EXERCISE BRIEF - Your task is to extract every entry that follows word for word while excluding the pictures.

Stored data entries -
◇ ◇ ◇

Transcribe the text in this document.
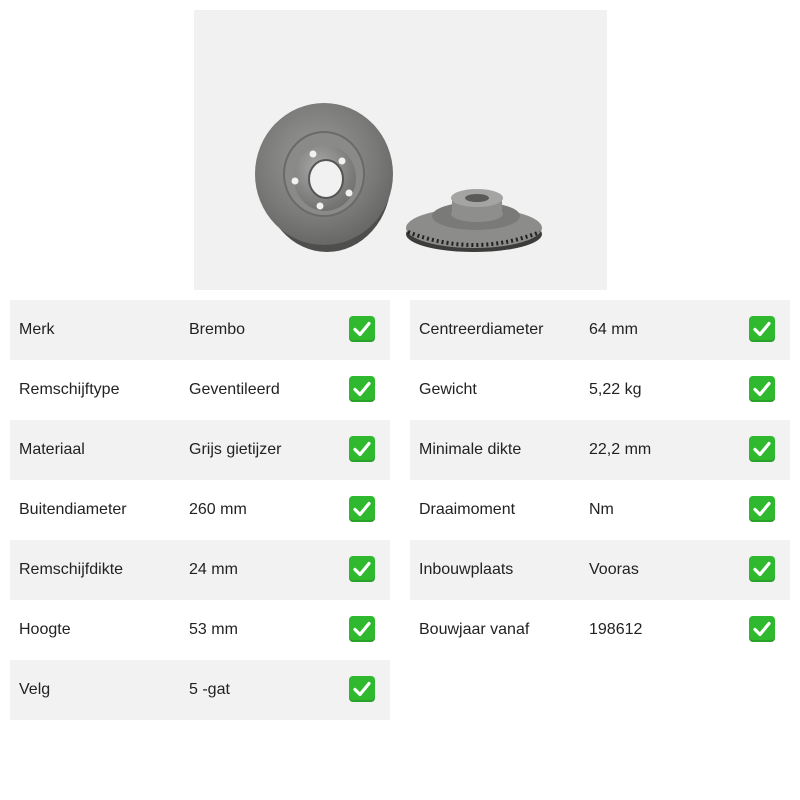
Merk	Brembo
Remschijftype	Geventileerd
Materiaal	Grijs gietijzer
Buitendiameter	260 mm
Remschijfdikte	24 mm
Hoogte	53 mm
Velg	5 -gat
Centreerdiameter	64 mm
Gewicht	5,22 kg
Minimale dikte	22,2 mm
Draaimoment	Nm
Inbouwplaats	Vooras
Bouwjaar vanaf	198612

◇ ◇ ◇

EXERCISE SOLUTION -
Transcribe the text in this document.
Merk	Brembo
Remschijftype	Geventileerd
Materiaal	Grijs gietijzer
Buitendiameter	260 mm
Remschijfdikte	24 mm
Hoogte	53 mm
Velg	5 -gat
Centreerdiameter	64 mm
Gewicht	5,22 kg
Minimale dikte	22,2 mm
Draaimoment	Nm
Inbouwplaats	Vooras
Bouwjaar vanaf	198612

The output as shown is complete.